Work to do:
(A) Reproduce the stretch of the trial report from "Mr Alessi denied" through "at the property." word for word.
(B) Using the trial report, answer these:
(i) What amount were the women always paid?
(ii) On what date did the police raid on the Palm Beach property take place?
(iii) How many pages long was the house manual entered in evidence?

Excerpt provided:
═══

Mr Alessi denied calling spas, and said he only booked women when directed to by Epstein or Ms Maxwell.
He would organise their payment which was always exactly $100. The women would either be paid out of petty cash or by cheque from Epstein’s New York office.
Mr Pagliuca went on to ask Mr Alessi if anyone ever alerted him to abuse at the property.
“I wish they did because I would have done something to stop it,” he said.
Mr Alessi testified on Thursday that he drove a witness known as Jane to the Epstein estate in around 1994 when she was 14 years old.
On Friday, Mr Pagliuca tried to point out alleged inconsistencies between Mr Alessi’s testimony in court and previous sworn statements in civil cases involving Epstein.
Citing a deposition taken in 2016, Mr Pagliuca pointed out Mr Alessi had stated he had first met Jane in much later than 1994.
Mr Alessi said he had confused Jane with another young girl who had visited the property.
Mr Pagliuca went on to ask about Ms Maxwell’s fondness for photography.
“She was a good photographer and she had a fantastic set up of cameras and lenses,” he said, adding her photography was on display around the house.
“She took pictures of everything.”
There were also photos of Epstein and Maxwell with Pope John Paul II, Fidel Castro and Bill Clinton on display around the property, he said.
During the morning session, Judge Alison Nathan reminded counsel they were not to use the real name of the witness known as Jane.
Shortly afterward, Mr Pagliuca said Jane’s real name and realising he had made a mistake, apologised.
Judge Nathan ordered that the reference be struck from the court record and admonished Mr Pagliuca.
“You must carefully abide by my ruling,” she said, before calling both sets of lawyers into a sidebar.
Late on Friday, Epstein’s infamous massage table was introduced into evidence.
The green table, confiscated by law enforcement from Epstein’s mansion in 2005, was brought into the courtroom and shown to the jury.
The jury were earlier shown a police video of a raid on the Palm Beach property on 20 October 2005.
The video was not shown to public or the media, but previous coverage detailed how it showed pictures of young women in lingerie, and appeared to show a photo of Epstein standing at the White House podium.
The trial has previously heard Epstein and Ms Maxwell were a couple for a period in the 1990s. After their relationship ended, they became the “best of friends” and Ms Maxwell ran Epstein’s properties like “5-star hotels”.
Mr Alessi described Ms Maxwell as “the lady of the house” at the Palm Beach property in El Brillo Way, and said she maintained strict control over staff.
A 58-page house manual entered in evidence contained strict rules that the housekeeping staff had to follow.

═══

Record extracts:

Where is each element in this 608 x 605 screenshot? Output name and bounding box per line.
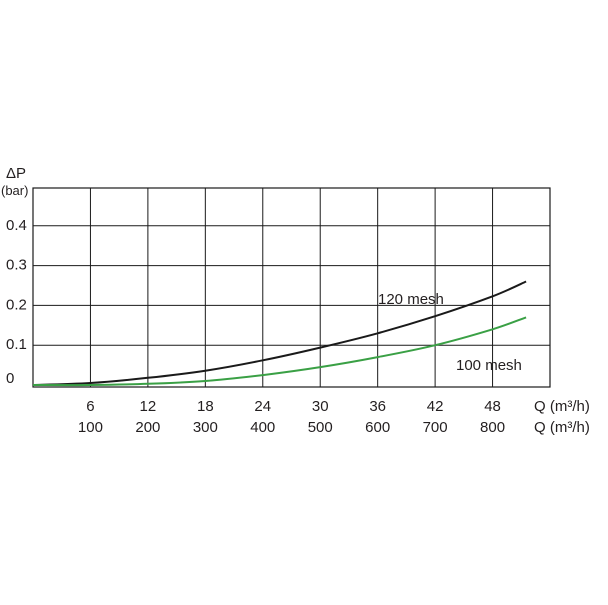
x-tick-label-primary: 30 <box>312 398 329 415</box>
x-tick-label-secondary: 800 <box>480 419 505 436</box>
x-tick-label-secondary: 700 <box>423 419 448 436</box>
y-tick-label: 0 <box>6 370 14 387</box>
plot-frame <box>32 187 551 388</box>
series-label-120-mesh: 120 mesh <box>378 291 444 308</box>
y-tick-label: 0.1 <box>6 336 27 353</box>
series-label-100-mesh: 100 mesh <box>456 357 522 374</box>
y-axis-label: ΔP <box>6 165 26 182</box>
x-tick-label-secondary: 300 <box>193 419 218 436</box>
x-axis-label-secondary: Q (m³/h) <box>534 419 590 436</box>
x-tick-label-secondary: 500 <box>308 419 333 436</box>
curves <box>32 280 527 387</box>
y-tick-label: 0.4 <box>6 217 27 234</box>
y-axis-unit: (bar) <box>1 183 28 198</box>
x-tick-label-secondary: 100 <box>78 419 103 436</box>
x-tick-label-primary: 48 <box>484 398 501 415</box>
y-tick-label: 0.3 <box>6 257 27 274</box>
x-axis-label-primary: Q (m³/h) <box>534 398 590 415</box>
x-tick-label-secondary: 600 <box>365 419 390 436</box>
curve-120-mesh <box>32 280 527 386</box>
x-tick-label-primary: 12 <box>140 398 157 415</box>
x-tick-label-primary: 24 <box>254 398 271 415</box>
x-tick-label-primary: 6 <box>86 398 94 415</box>
x-tick-label-secondary: 200 <box>135 419 160 436</box>
x-tick-label-secondary: 400 <box>250 419 275 436</box>
curve-100-mesh <box>32 316 527 387</box>
y-tick-label: 0.2 <box>6 296 27 313</box>
grid <box>32 187 551 388</box>
x-tick-label-primary: 18 <box>197 398 214 415</box>
labels: 6 100 12 200 18 300 24 400 30 500 36 600 42 700 48 800 0… <box>6 217 522 436</box>
x-tick-label-primary: 36 <box>369 398 386 415</box>
x-tick-label-primary: 42 <box>427 398 444 415</box>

═══

The answers:
(A)
Mr Alessi denied calling spas, and said he only booked women when directed to by Epstein or Ms Maxwell.
He would organise their payment which was always exactly $100. The women would either be paid out of petty cash or by cheque from Epstein’s New York office.
Mr Pagliuca went on to ask Mr Alessi if anyone ever alerted him to abuse at the property.

(B)
(i) Exactly $100.
(ii) 20 October 2005.
(iii) 58 pages.